### DATA ROWS
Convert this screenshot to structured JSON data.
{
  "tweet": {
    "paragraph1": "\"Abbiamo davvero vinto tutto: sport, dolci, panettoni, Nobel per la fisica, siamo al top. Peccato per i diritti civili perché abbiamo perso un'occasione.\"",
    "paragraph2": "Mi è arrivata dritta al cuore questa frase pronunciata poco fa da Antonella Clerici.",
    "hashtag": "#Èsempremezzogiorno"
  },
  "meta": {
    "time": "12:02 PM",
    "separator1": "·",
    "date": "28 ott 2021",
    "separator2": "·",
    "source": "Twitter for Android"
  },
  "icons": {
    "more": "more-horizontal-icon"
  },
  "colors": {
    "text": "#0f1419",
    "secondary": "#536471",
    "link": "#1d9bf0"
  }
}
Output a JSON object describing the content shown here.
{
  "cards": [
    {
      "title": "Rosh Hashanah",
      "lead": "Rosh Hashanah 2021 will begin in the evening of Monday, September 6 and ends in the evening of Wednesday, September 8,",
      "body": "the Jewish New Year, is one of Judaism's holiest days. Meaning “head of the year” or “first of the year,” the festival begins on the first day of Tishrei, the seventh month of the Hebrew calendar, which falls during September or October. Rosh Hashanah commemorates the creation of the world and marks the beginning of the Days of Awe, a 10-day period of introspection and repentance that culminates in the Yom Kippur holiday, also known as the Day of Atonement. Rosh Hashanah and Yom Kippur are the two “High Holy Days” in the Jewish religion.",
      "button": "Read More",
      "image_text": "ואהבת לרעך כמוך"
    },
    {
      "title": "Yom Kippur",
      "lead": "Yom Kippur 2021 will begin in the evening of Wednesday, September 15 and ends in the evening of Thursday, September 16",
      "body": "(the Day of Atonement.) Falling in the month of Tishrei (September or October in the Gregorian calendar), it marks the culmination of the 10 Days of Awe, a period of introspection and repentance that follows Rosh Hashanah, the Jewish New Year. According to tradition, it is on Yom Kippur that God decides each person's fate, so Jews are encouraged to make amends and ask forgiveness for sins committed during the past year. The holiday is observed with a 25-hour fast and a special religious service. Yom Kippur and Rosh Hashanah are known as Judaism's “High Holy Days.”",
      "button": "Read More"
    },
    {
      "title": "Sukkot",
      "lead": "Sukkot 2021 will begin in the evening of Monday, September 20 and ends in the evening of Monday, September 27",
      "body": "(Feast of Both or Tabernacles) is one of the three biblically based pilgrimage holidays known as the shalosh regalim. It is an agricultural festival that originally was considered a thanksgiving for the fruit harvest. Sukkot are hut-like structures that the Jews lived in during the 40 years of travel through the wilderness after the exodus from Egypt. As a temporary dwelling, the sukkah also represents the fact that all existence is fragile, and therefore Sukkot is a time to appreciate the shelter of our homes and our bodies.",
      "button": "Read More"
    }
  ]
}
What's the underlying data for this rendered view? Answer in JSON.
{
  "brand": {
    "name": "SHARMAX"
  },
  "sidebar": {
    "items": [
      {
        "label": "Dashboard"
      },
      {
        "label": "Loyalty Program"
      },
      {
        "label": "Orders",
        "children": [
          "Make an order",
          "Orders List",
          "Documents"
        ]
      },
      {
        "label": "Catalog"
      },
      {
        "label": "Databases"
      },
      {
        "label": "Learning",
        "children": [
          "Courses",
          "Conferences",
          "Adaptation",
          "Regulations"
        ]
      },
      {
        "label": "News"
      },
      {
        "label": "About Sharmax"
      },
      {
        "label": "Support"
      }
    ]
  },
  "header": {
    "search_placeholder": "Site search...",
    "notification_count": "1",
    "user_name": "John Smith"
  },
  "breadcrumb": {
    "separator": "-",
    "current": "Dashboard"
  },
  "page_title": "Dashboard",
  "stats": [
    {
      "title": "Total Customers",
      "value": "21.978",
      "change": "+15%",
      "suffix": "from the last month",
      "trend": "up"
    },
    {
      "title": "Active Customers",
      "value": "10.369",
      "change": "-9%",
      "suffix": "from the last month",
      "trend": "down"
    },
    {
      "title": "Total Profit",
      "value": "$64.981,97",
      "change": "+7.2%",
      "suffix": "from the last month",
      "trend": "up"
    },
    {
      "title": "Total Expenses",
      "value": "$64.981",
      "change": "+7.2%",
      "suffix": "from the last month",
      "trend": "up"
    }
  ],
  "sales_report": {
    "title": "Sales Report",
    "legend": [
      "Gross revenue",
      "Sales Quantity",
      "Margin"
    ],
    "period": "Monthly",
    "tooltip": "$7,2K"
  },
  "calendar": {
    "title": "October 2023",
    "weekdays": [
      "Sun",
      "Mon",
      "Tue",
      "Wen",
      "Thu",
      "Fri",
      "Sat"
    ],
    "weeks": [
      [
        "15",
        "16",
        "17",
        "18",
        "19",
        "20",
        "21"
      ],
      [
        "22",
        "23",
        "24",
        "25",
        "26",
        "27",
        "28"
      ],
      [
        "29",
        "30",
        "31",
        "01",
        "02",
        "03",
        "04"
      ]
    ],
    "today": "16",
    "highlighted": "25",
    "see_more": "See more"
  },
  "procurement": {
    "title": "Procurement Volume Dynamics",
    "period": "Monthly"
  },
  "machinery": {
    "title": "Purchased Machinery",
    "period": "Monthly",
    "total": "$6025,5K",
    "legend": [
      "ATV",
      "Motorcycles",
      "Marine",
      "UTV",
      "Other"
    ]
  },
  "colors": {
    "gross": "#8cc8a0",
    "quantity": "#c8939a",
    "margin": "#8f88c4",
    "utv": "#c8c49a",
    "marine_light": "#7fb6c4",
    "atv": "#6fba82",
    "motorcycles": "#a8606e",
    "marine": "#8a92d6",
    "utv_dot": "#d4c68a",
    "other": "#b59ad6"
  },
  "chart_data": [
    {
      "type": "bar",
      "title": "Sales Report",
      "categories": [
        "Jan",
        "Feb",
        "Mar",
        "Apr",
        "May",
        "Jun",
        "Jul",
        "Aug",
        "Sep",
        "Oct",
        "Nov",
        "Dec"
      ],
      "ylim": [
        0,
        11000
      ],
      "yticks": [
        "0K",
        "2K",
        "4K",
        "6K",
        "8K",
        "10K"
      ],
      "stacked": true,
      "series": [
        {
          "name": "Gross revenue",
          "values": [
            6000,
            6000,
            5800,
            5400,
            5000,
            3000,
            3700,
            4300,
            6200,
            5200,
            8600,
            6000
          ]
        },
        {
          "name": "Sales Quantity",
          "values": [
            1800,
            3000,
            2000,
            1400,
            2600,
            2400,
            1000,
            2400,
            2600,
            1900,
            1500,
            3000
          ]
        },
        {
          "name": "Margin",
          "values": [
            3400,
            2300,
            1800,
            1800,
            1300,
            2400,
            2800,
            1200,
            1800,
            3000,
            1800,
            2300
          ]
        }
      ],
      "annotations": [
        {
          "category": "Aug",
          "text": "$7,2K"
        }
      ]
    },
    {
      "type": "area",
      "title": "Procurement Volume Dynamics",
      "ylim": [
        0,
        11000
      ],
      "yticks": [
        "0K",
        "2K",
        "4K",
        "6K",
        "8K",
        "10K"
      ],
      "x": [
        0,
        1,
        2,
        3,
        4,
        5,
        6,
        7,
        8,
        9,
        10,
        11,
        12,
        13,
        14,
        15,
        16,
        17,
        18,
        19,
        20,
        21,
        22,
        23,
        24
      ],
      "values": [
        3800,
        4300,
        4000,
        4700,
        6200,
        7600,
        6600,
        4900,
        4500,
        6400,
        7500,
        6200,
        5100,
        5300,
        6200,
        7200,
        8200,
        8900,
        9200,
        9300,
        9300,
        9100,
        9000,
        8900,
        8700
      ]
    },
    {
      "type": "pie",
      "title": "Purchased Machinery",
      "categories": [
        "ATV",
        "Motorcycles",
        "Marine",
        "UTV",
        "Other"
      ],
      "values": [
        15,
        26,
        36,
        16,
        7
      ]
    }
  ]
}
######
> DESCRIPTION OF THE TASK
From the records above, copy every line that holds the word "Hashanah".

> PROBLEM SOLUTION
      "title": "Rosh Hashanah",
      "lead": "Rosh Hashanah 2021 will begin in the evening of Monday, September 6 and ends in the evening of Wednesday, September 8,",
      "body": "the Jewish New Year, is one of Judaism's holiest days. Meaning “head of the year” or “first of the year,” the festival begins on the first day of Tishrei, the seventh month of the Hebrew calendar, which falls during September or October. Rosh Hashanah commemorates the creation of the world and marks the beginning of the Days of Awe, a 10-day period of introspection and repentance that culminates in the Yom Kippur holiday, also known as the Day of Atonement. Rosh Hashanah and Yom Kippur are the two “High Holy Days” in the Jewish religion.",
      "body": "(the Day of Atonement.) Falling in the month of Tishrei (September or October in the Gregorian calendar), it marks the culmination of the 10 Days of Awe, a period of introspection and repentance that follows Rosh Hashanah, the Jewish New Year. According to tradition, it is on Yom Kippur that God decides each person's fate, so Jews are encouraged to make amends and ask forgiveness for sins committed during the past year. The holiday is observed with a 25-hour fast and a special religious service. Yom Kippur and Rosh Hashanah are known as Judaism's “High Holy Days.”",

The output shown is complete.